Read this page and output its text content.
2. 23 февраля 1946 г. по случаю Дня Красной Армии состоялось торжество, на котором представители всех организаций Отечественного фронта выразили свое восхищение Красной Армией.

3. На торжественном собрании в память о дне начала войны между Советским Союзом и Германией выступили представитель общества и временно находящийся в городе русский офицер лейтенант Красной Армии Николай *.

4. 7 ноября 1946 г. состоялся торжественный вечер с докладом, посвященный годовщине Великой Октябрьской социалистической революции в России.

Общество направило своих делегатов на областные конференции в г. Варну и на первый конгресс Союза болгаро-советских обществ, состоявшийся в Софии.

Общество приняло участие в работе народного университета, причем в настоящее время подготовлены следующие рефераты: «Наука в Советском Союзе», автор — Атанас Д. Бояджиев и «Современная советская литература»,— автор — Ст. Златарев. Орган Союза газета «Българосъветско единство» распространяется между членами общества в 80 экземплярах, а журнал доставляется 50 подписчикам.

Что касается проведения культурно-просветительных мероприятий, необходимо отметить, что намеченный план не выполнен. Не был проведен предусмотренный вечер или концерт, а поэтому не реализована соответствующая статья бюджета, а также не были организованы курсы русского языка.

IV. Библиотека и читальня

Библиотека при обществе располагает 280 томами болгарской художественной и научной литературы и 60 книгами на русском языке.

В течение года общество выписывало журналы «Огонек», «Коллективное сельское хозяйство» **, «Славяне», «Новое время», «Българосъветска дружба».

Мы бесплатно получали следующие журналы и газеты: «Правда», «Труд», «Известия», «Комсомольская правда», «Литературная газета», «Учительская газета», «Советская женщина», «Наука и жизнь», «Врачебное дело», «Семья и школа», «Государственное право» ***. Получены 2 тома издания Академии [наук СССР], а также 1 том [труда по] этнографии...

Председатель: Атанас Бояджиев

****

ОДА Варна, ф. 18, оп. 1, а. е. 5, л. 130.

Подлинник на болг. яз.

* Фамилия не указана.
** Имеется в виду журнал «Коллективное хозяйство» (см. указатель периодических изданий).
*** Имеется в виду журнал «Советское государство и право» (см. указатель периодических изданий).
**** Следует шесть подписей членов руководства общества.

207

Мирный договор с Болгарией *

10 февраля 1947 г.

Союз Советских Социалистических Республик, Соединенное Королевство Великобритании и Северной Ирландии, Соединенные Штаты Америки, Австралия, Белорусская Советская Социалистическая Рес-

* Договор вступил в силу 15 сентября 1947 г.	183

■ ■ ■ ■ ■ ■ ■

→ **Problem requirements**: Write every record out again, unaltered.

→ **Response**:
Read this page and output its text content.
2. 23 февраля 1946 г. по случаю Дня Красной Армии состоялось торжество, на котором представители всех организаций Отечественного фронта выразили свое восхищение Красной Армией.

3. На торжественном собрании в память о дне начала войны между Советским Союзом и Германией выступили представитель общества и временно находящийся в городе русский офицер лейтенант Красной Армии Николай *.

4. 7 ноября 1946 г. состоялся торжественный вечер с докладом, посвященный годовщине Великой Октябрьской социалистической революции в России.

Общество направило своих делегатов на областные конференции в г. Варну и на первый конгресс Союза болгаро-советских обществ, состоявшийся в Софии.

Общество приняло участие в работе народного университета, причем в настоящее время подготовлены следующие рефераты: «Наука в Советском Союзе», автор — Атанас Д. Бояджиев и «Современная советская литература»,— автор — Ст. Златарев. Орган Союза газета «Българосъветско единство» распространяется между членами общества в 80 экземплярах, а журнал доставляется 50 подписчикам.

Что касается проведения культурно-просветительных мероприятий, необходимо отметить, что намеченный план не выполнен. Не был проведен предусмотренный вечер или концерт, а поэтому не реализована соответствующая статья бюджета, а также не были организованы курсы русского языка.

IV. Библиотека и читальня

Библиотека при обществе располагает 280 томами болгарской художественной и научной литературы и 60 книгами на русском языке.

В течение года общество выписывало журналы «Огонек», «Коллективное сельское хозяйство» **, «Славяне», «Новое время», «Българосъветска дружба».

Мы бесплатно получали следующие журналы и газеты: «Правда», «Труд», «Известия», «Комсомольская правда», «Литературная газета», «Учительская газета», «Советская женщина», «Наука и жизнь», «Врачебное дело», «Семья и школа», «Государственное право» ***. Получены 2 тома издания Академии [наук СССР], а также 1 том [труда по] этнографии...

Председатель: Атанас Бояджиев

****

ОДА Варна, ф. 18, оп. 1, а. е. 5, л. 130.

Подлинник на болг. яз.

* Фамилия не указана.
** Имеется в виду журнал «Коллективное хозяйство» (см. указатель периодических изданий).
*** Имеется в виду журнал «Советское государство и право» (см. указатель периодических изданий).
**** Следует шесть подписей членов руководства общества.

207

Мирный договор с Болгарией *

10 февраля 1947 г.

Союз Советских Социалистических Республик, Соединенное Королевство Великобритании и Северной Ирландии, Соединенные Штаты Америки, Австралия, Белорусская Советская Социалистическая Рес-

* Договор вступил в силу 15 сентября 1947 г.	183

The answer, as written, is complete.